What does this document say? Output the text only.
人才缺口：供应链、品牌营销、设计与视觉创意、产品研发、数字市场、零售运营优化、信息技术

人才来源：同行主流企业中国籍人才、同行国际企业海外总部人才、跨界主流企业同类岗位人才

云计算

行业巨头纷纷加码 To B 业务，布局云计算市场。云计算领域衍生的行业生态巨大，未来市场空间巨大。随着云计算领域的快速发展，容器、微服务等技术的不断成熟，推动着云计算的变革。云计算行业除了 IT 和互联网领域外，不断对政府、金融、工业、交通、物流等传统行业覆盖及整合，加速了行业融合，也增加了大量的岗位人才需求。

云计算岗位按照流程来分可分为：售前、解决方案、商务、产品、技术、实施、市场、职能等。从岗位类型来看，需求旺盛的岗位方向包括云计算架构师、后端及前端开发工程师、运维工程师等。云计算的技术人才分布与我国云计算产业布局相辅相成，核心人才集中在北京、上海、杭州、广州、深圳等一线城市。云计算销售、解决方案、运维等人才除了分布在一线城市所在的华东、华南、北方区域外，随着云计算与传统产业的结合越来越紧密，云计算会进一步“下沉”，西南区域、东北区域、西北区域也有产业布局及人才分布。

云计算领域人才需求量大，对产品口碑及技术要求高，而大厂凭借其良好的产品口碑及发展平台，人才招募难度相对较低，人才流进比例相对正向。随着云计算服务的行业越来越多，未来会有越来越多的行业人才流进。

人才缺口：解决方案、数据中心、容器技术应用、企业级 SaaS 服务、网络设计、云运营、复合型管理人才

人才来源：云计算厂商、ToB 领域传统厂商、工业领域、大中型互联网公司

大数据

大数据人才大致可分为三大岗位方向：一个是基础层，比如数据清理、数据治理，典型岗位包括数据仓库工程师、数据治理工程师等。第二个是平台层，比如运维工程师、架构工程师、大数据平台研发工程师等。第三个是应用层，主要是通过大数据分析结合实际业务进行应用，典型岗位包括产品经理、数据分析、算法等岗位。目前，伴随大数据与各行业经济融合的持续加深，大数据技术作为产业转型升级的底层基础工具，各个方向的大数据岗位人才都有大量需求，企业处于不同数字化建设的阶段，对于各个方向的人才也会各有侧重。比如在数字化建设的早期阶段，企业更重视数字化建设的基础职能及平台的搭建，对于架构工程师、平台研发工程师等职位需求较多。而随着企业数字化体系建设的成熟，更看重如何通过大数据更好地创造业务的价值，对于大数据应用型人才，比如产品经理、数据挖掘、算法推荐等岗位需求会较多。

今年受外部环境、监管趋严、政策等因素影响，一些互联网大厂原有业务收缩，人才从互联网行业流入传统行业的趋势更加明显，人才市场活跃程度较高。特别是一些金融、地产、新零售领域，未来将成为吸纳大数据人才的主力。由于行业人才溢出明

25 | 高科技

|---|

> [Exercise details]
Print the whole listing again, exactly.

> [The response]
What does this document say? Output the text only.
人才缺口：供应链、品牌营销、设计与视觉创意、产品研发、数字市场、零售运营优化、信息技术

人才来源：同行主流企业中国籍人才、同行国际企业海外总部人才、跨界主流企业同类岗位人才

云计算

行业巨头纷纷加码 To B 业务，布局云计算市场。云计算领域衍生的行业生态巨大，未来市场空间巨大。随着云计算领域的快速发展，容器、微服务等技术的不断成熟，推动着云计算的变革。云计算行业除了 IT 和互联网领域外，不断对政府、金融、工业、交通、物流等传统行业覆盖及整合，加速了行业融合，也增加了大量的岗位人才需求。

云计算岗位按照流程来分可分为：售前、解决方案、商务、产品、技术、实施、市场、职能等。从岗位类型来看，需求旺盛的岗位方向包括云计算架构师、后端及前端开发工程师、运维工程师等。云计算的技术人才分布与我国云计算产业布局相辅相成，核心人才集中在北京、上海、杭州、广州、深圳等一线城市。云计算销售、解决方案、运维等人才除了分布在一线城市所在的华东、华南、北方区域外，随着云计算与传统产业的结合越来越紧密，云计算会进一步“下沉”，西南区域、东北区域、西北区域也有产业布局及人才分布。

云计算领域人才需求量大，对产品口碑及技术要求高，而大厂凭借其良好的产品口碑及发展平台，人才招募难度相对较低，人才流进比例相对正向。随着云计算服务的行业越来越多，未来会有越来越多的行业人才流进。

人才缺口：解决方案、数据中心、容器技术应用、企业级 SaaS 服务、网络设计、云运营、复合型管理人才

人才来源：云计算厂商、ToB 领域传统厂商、工业领域、大中型互联网公司

大数据

大数据人才大致可分为三大岗位方向：一个是基础层，比如数据清理、数据治理，典型岗位包括数据仓库工程师、数据治理工程师等。第二个是平台层，比如运维工程师、架构工程师、大数据平台研发工程师等。第三个是应用层，主要是通过大数据分析结合实际业务进行应用，典型岗位包括产品经理、数据分析、算法等岗位。目前，伴随大数据与各行业经济融合的持续加深，大数据技术作为产业转型升级的底层基础工具，各个方向的大数据岗位人才都有大量需求，企业处于不同数字化建设的阶段，对于各个方向的人才也会各有侧重。比如在数字化建设的早期阶段，企业更重视数字化建设的基础职能及平台的搭建，对于架构工程师、平台研发工程师等职位需求较多。而随着企业数字化体系建设的成熟，更看重如何通过大数据更好地创造业务的价值，对于大数据应用型人才，比如产品经理、数据挖掘、算法推荐等岗位需求会较多。

今年受外部环境、监管趋严、政策等因素影响，一些互联网大厂原有业务收缩，人才从互联网行业流入传统行业的趋势更加明显，人才市场活跃程度较高。特别是一些金融、地产、新零售领域，未来将成为吸纳大数据人才的主力。由于行业人才溢出明

25 | 高科技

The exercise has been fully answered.